● **WHAT IS REQUIRED**
Here are some records; return them all exactly.

____________

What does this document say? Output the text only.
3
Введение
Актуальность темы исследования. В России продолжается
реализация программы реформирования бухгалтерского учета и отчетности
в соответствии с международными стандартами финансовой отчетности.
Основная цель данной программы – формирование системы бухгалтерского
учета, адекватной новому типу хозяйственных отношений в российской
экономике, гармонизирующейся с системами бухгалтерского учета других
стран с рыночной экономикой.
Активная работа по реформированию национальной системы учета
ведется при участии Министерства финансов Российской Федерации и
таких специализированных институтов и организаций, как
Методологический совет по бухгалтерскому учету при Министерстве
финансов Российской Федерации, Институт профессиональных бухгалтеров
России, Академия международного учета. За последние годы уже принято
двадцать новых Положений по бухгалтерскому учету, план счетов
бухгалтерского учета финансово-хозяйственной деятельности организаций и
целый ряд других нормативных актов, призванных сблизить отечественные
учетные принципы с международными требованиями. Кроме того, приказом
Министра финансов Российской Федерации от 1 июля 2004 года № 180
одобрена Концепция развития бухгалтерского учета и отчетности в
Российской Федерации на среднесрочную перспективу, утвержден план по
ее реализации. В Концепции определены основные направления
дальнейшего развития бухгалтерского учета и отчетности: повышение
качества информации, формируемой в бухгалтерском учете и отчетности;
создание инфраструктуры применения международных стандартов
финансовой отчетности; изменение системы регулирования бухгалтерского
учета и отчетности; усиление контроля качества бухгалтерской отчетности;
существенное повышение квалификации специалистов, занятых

____________

● **RESULT OF THIS TASK**
What does this document say? Output the text only.
3
Введение
Актуальность темы исследования. В России продолжается
реализация программы реформирования бухгалтерского учета и отчетности
в соответствии с международными стандартами финансовой отчетности.
Основная цель данной программы – формирование системы бухгалтерского
учета, адекватной новому типу хозяйственных отношений в российской
экономике, гармонизирующейся с системами бухгалтерского учета других
стран с рыночной экономикой.
Активная работа по реформированию национальной системы учета
ведется при участии Министерства финансов Российской Федерации и
таких специализированных институтов и организаций, как
Методологический совет по бухгалтерскому учету при Министерстве
финансов Российской Федерации, Институт профессиональных бухгалтеров
России, Академия международного учета. За последние годы уже принято
двадцать новых Положений по бухгалтерскому учету, план счетов
бухгалтерского учета финансово-хозяйственной деятельности организаций и
целый ряд других нормативных актов, призванных сблизить отечественные
учетные принципы с международными требованиями. Кроме того, приказом
Министра финансов Российской Федерации от 1 июля 2004 года № 180
одобрена Концепция развития бухгалтерского учета и отчетности в
Российской Федерации на среднесрочную перспективу, утвержден план по
ее реализации. В Концепции определены основные направления
дальнейшего развития бухгалтерского учета и отчетности: повышение
качества информации, формируемой в бухгалтерском учете и отчетности;
создание инфраструктуры применения международных стандартов
финансовой отчетности; изменение системы регулирования бухгалтерского
учета и отчетности; усиление контроля качества бухгалтерской отчетности;
существенное повышение квалификации специалистов, занятых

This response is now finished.